Data entries

start

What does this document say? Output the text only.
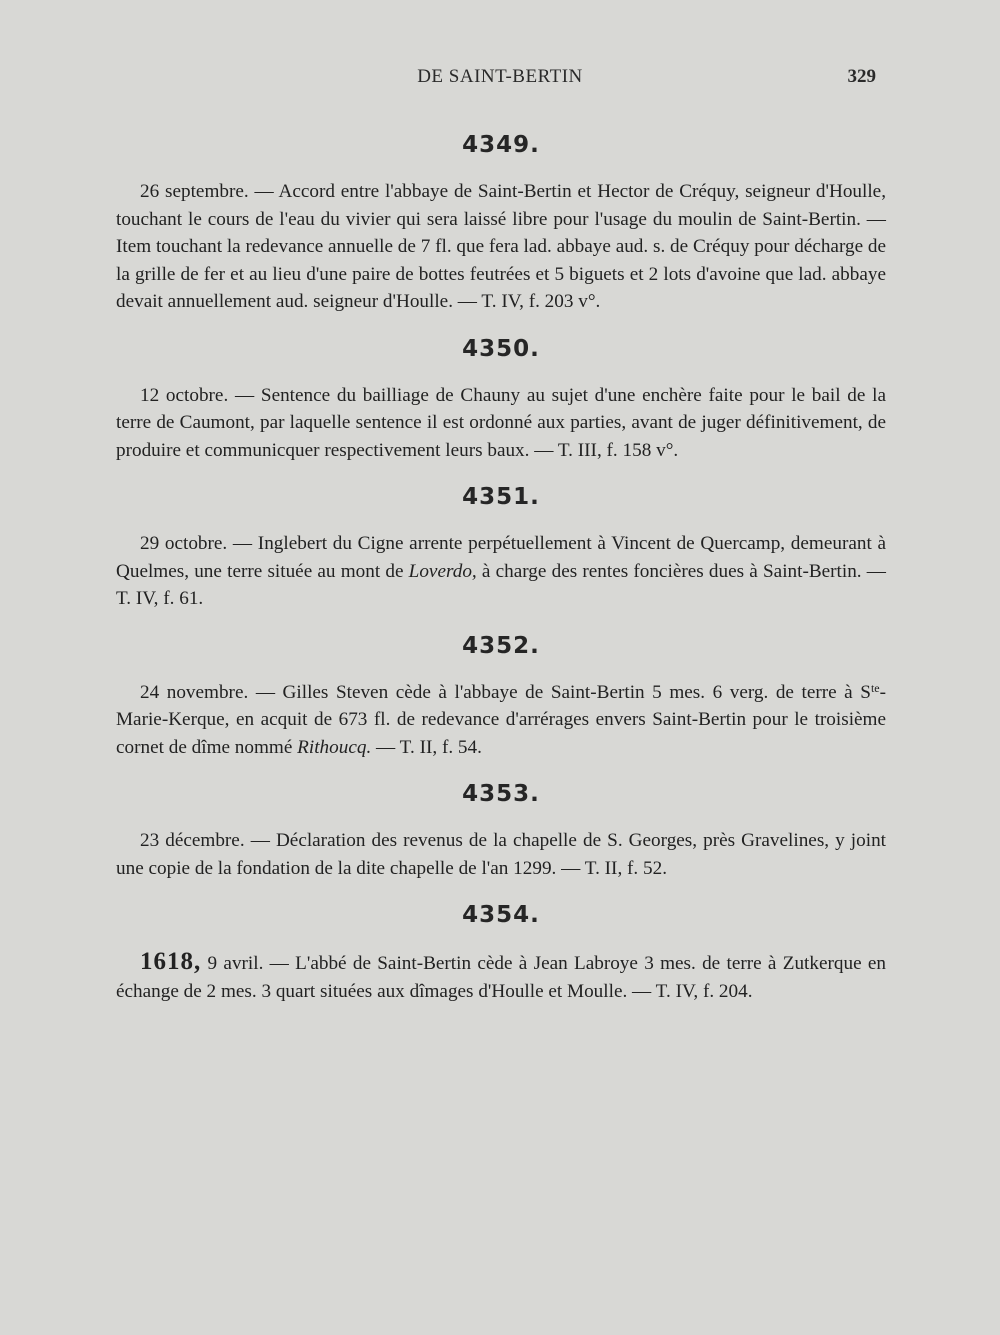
DE SAINT-BERTIN	329
4349.

26 septembre. — Accord entre l'abbaye de Saint-Bertin et Hector de Créquy, seigneur d'Houlle, touchant le cours de l'eau du vivier qui sera laissé libre pour l'usage du moulin de Saint-Bertin. — Item touchant la redevance annuelle de 7 fl. que fera lad. abbaye aud. s. de Créquy pour décharge de la grille de fer et au lieu d'une paire de bottes feutrées et 5 biguets et 2 lots d'avoine que lad. abbaye devait annuellement aud. seigneur d'Houlle. — T. IV, f. 203 v°.

4350.

12 octobre. — Sentence du bailliage de Chauny au sujet d'une enchère faite pour le bail de la terre de Caumont, par laquelle sentence il est ordonné aux parties, avant de juger définitivement, de produire et communicquer respectivement leurs baux. — T. III, f. 158 v°.

4351.

29 octobre. — Inglebert du Cigne arrente perpétuellement à Vincent de Quercamp, demeurant à Quelmes, une terre située au mont de Loverdo, à charge des rentes foncières dues à Saint-Bertin. — T. IV, f. 61.

4352.

24 novembre. — Gilles Steven cède à l'abbaye de Saint-Bertin 5 mes. 6 verg. de terre à $S^{te}-Marie$-Kerque, en acquit de 673 fl. de redevance d'arrérages envers Saint-Bertin pour le troisième cornet de dîme nommé Rithoucq. — T. II, f. 54.

4353.

23 décembre. — Déclaration des revenus de la chapelle de S. Georges, près Gravelines, y joint une copie de la fondation de la dite chapelle de l'an 1299. — T. II, f. 52.

4354.

1618, 9 avril. — L'abbé de Saint-Bertin cède à Jean Labroye 3 mes. de terre à Zutkerque en échange de 2 mes. 3 quart situées aux dîmages d'Houlle et Moulle. — T. IV, f. 204.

end

**Aim:**
Pick out all lines containing the string "abbaye".

**Completed task:**
26 septembre. — Accord entre l'abbaye de Saint-Bertin et Hector de Créquy, seigneur d'Houlle, touchant le cours de l'eau du vivier qui sera laissé libre pour l'usage du moulin de Saint-Bertin. — Item touchant la redevance annuelle de 7 fl. que fera lad. abbaye aud. s. de Créquy pour décharge de la grille de fer et au lieu d'une paire de bottes feutrées et 5 biguets et 2 lots d'avoine que lad. abbaye devait annuellement aud. seigneur d'Houlle. — T. IV, f. 203 v°.
24 novembre. — Gilles Steven cède à l'abbaye de Saint-Bertin 5 mes. 6 verg. de terre à $S^{te}-Marie$-Kerque, en acquit de 673 fl. de redevance d'arrérages envers Saint-Bertin pour le troisième cornet de dîme nommé Rithoucq. — T. II, f. 54.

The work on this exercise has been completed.